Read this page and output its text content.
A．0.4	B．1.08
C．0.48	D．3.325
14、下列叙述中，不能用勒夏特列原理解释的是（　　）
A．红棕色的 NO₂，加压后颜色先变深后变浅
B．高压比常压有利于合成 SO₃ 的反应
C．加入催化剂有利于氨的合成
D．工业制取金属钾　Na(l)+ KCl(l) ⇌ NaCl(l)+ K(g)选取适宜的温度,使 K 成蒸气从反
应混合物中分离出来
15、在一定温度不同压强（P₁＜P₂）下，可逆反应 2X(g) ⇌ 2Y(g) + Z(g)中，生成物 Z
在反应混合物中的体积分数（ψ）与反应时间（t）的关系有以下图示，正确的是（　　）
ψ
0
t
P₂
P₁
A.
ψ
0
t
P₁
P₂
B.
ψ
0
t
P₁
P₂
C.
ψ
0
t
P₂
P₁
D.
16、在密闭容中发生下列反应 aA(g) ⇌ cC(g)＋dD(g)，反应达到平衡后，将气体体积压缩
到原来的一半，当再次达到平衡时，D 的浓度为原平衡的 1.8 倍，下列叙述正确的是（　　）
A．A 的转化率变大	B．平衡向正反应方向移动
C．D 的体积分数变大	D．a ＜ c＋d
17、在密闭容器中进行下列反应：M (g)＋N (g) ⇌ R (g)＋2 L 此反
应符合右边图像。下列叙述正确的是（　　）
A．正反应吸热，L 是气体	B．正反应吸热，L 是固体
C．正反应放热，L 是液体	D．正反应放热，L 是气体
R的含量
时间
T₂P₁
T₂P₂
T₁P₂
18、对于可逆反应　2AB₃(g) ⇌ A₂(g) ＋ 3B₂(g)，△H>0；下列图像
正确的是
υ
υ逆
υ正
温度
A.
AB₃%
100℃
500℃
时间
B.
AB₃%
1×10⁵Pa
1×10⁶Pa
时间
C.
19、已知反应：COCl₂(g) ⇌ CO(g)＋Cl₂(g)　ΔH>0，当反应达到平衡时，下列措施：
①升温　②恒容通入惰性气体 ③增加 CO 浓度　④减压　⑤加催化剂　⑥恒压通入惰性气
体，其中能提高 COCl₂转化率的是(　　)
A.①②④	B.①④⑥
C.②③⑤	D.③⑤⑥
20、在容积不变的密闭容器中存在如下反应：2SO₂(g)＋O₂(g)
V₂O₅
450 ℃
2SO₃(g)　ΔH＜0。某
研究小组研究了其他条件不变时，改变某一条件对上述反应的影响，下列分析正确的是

## Your instructions
Please set down all the data word for word.

## Finished answer
Read this page and output its text content.
A．0.4	B．1.08
C．0.48	D．3.325
14、下列叙述中，不能用勒夏特列原理解释的是（　　）
A．红棕色的 NO₂，加压后颜色先变深后变浅
B．高压比常压有利于合成 SO₃ 的反应
C．加入催化剂有利于氨的合成
D．工业制取金属钾　Na(l)+ KCl(l) ⇌ NaCl(l)+ K(g)选取适宜的温度,使 K 成蒸气从反
应混合物中分离出来
15、在一定温度不同压强（P₁＜P₂）下，可逆反应 2X(g) ⇌ 2Y(g) + Z(g)中，生成物 Z
在反应混合物中的体积分数（ψ）与反应时间（t）的关系有以下图示，正确的是（　　）
ψ
0
t
P₂
P₁
A.
ψ
0
t
P₁
P₂
B.
ψ
0
t
P₁
P₂
C.
ψ
0
t
P₂
P₁
D.
16、在密闭容中发生下列反应 aA(g) ⇌ cC(g)＋dD(g)，反应达到平衡后，将气体体积压缩
到原来的一半，当再次达到平衡时，D 的浓度为原平衡的 1.8 倍，下列叙述正确的是（　　）
A．A 的转化率变大	B．平衡向正反应方向移动
C．D 的体积分数变大	D．a ＜ c＋d
17、在密闭容器中进行下列反应：M (g)＋N (g) ⇌ R (g)＋2 L 此反
应符合右边图像。下列叙述正确的是（　　）
A．正反应吸热，L 是气体	B．正反应吸热，L 是固体
C．正反应放热，L 是液体	D．正反应放热，L 是气体
R的含量
时间
T₂P₁
T₂P₂
T₁P₂
18、对于可逆反应　2AB₃(g) ⇌ A₂(g) ＋ 3B₂(g)，△H>0；下列图像
正确的是
υ
υ逆
υ正
温度
A.
AB₃%
100℃
500℃
时间
B.
AB₃%
1×10⁵Pa
1×10⁶Pa
时间
C.
19、已知反应：COCl₂(g) ⇌ CO(g)＋Cl₂(g)　ΔH>0，当反应达到平衡时，下列措施：
①升温　②恒容通入惰性气体 ③增加 CO 浓度　④减压　⑤加催化剂　⑥恒压通入惰性气
体，其中能提高 COCl₂转化率的是(　　)
A.①②④	B.①④⑥
C.②③⑤	D.③⑤⑥
20、在容积不变的密闭容器中存在如下反应：2SO₂(g)＋O₂(g)
V₂O₅
450 ℃
2SO₃(g)　ΔH＜0。某
研究小组研究了其他条件不变时，改变某一条件对上述反应的影响，下列分析正确的是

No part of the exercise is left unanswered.